▶ Exercise description:
Could you lay out the records below as a numbered list, starting at the very beginning and ending with the line that contains "m-value-label: 0 — [424, 20, 432, 36]", and skip any blank lines?

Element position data

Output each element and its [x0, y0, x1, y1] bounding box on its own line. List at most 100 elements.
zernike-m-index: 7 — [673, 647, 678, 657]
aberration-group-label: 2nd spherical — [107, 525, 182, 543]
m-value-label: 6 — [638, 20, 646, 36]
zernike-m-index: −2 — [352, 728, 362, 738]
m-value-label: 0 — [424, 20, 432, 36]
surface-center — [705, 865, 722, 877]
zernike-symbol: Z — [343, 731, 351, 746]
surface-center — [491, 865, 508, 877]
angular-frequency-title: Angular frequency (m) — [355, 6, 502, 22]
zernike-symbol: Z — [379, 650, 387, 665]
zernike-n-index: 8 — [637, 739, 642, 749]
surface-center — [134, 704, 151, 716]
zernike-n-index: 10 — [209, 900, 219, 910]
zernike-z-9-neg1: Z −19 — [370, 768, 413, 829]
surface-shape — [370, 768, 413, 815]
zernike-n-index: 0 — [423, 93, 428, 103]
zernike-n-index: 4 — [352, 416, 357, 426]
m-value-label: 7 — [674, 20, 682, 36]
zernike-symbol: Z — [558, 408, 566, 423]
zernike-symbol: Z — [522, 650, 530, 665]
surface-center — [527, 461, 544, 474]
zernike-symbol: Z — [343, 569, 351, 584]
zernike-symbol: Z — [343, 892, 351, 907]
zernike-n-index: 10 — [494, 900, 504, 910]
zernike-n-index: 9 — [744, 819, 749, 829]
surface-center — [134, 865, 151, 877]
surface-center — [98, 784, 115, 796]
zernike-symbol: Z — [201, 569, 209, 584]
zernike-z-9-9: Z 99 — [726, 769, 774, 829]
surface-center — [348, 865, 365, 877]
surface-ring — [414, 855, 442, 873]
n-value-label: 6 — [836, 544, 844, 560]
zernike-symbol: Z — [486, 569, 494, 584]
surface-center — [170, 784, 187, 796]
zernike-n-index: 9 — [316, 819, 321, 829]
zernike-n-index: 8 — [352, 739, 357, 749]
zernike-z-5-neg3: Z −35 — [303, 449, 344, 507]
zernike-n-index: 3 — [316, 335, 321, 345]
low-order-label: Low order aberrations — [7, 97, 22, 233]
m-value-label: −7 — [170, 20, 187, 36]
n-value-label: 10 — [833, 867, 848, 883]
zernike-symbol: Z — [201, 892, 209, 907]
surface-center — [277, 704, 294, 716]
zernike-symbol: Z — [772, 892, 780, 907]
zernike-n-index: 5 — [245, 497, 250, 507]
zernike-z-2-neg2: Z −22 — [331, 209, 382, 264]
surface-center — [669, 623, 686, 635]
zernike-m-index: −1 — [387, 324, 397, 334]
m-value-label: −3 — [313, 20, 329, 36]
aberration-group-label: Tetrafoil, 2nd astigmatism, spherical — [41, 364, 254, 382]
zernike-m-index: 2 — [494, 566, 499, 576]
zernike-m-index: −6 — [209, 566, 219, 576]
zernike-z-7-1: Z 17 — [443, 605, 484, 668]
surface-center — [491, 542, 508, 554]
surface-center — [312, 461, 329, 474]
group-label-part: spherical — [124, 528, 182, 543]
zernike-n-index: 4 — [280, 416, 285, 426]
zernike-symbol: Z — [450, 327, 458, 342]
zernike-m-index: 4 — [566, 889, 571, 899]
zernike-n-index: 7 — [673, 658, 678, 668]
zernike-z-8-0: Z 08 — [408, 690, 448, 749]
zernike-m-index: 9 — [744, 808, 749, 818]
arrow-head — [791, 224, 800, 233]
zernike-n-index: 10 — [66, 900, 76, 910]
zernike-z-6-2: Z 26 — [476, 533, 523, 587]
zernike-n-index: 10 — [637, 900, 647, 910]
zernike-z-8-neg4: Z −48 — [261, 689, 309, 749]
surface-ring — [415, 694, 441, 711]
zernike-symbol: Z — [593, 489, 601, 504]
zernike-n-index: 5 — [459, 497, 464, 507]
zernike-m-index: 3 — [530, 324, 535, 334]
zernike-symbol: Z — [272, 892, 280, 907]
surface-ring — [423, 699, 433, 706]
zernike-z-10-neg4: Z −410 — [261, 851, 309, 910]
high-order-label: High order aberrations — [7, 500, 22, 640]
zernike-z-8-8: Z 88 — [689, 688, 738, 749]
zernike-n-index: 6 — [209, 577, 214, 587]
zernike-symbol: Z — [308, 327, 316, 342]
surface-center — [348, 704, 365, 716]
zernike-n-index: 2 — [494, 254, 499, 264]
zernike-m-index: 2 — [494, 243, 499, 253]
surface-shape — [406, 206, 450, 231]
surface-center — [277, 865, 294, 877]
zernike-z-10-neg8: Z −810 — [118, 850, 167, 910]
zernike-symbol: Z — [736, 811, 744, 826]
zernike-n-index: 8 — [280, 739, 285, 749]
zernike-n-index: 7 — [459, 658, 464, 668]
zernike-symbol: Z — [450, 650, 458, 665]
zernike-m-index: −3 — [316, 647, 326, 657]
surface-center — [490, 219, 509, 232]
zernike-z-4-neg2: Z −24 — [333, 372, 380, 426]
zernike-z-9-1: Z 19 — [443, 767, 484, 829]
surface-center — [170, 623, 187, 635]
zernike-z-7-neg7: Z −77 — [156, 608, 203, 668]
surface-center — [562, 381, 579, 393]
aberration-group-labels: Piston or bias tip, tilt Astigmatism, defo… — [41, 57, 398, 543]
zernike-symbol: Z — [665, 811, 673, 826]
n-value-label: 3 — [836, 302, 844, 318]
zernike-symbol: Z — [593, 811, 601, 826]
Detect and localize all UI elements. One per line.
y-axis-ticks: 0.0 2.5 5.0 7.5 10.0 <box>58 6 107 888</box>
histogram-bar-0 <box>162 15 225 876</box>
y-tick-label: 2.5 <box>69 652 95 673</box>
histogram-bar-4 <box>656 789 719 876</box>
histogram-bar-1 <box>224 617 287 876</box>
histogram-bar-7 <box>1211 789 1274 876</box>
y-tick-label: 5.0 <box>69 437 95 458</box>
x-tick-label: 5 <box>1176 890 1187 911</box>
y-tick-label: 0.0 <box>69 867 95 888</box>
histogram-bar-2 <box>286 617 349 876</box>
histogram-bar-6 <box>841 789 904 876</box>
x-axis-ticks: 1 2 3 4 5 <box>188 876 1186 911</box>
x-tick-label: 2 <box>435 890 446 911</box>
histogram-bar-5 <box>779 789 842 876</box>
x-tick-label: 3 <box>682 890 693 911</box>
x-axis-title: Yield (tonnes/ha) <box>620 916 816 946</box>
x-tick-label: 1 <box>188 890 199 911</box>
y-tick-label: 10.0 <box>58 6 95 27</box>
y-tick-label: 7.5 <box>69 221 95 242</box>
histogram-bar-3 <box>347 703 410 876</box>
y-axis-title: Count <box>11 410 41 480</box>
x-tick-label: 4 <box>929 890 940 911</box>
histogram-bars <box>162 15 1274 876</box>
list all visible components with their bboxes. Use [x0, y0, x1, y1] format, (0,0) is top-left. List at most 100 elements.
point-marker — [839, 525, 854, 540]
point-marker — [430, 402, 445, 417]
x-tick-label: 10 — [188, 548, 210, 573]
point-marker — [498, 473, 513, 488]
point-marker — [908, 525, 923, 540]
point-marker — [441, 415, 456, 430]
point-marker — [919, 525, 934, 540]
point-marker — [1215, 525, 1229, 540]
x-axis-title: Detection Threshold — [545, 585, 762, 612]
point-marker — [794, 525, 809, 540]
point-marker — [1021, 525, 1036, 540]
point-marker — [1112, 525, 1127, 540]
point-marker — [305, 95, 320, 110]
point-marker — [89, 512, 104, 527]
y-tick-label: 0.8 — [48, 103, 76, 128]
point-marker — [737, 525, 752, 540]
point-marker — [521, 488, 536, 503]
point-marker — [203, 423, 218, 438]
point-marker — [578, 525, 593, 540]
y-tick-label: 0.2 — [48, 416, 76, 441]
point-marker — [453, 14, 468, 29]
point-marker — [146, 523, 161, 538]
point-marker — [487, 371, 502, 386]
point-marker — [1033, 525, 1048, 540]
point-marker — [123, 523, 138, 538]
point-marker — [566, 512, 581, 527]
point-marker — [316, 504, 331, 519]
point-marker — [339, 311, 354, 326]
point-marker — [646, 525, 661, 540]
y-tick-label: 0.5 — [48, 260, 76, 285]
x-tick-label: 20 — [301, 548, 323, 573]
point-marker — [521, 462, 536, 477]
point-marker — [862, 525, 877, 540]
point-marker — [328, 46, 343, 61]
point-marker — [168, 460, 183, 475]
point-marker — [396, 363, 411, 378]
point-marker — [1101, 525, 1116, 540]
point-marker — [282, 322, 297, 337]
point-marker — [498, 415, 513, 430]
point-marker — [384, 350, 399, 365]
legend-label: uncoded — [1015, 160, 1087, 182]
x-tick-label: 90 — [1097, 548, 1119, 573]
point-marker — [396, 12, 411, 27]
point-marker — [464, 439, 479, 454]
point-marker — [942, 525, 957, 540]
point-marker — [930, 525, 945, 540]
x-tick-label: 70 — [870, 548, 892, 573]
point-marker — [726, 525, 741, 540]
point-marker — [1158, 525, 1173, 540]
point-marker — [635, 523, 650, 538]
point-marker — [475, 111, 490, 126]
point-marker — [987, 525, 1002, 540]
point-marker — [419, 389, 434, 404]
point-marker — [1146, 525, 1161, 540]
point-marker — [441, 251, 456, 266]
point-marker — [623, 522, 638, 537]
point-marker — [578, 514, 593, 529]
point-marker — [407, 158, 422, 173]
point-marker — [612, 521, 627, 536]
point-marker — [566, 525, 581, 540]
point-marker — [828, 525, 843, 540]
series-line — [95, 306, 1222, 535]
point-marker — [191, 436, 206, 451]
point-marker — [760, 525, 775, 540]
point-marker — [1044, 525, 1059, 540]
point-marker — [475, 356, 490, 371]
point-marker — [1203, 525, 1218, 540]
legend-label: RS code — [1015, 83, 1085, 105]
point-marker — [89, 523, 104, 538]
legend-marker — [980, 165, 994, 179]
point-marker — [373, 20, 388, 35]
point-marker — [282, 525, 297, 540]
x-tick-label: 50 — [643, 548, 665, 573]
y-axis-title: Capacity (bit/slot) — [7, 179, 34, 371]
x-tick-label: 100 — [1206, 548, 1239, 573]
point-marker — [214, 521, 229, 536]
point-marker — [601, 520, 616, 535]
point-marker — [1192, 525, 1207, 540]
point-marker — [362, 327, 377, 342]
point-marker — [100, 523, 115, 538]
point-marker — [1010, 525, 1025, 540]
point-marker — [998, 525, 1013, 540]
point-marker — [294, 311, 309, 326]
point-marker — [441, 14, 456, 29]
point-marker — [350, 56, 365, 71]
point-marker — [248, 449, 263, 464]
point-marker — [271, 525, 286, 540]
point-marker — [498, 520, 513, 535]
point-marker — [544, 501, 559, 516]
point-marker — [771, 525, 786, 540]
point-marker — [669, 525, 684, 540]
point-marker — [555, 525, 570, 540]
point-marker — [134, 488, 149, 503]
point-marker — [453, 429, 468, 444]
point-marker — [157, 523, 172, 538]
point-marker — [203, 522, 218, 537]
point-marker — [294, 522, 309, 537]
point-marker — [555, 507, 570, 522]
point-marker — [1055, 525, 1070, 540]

▶ Correct response:
1. Output each element and its [x0, y0, x1, y1] bounding box on its own line. List at most 100 elements.
2. zernike-m-index: 7 — [673, 647, 678, 657]
3. aberration-group-label: 2nd spherical — [107, 525, 182, 543]
4. m-value-label: 6 — [638, 20, 646, 36]
5. zernike-m-index: −2 — [352, 728, 362, 738]
6. m-value-label: 0 — [424, 20, 432, 36]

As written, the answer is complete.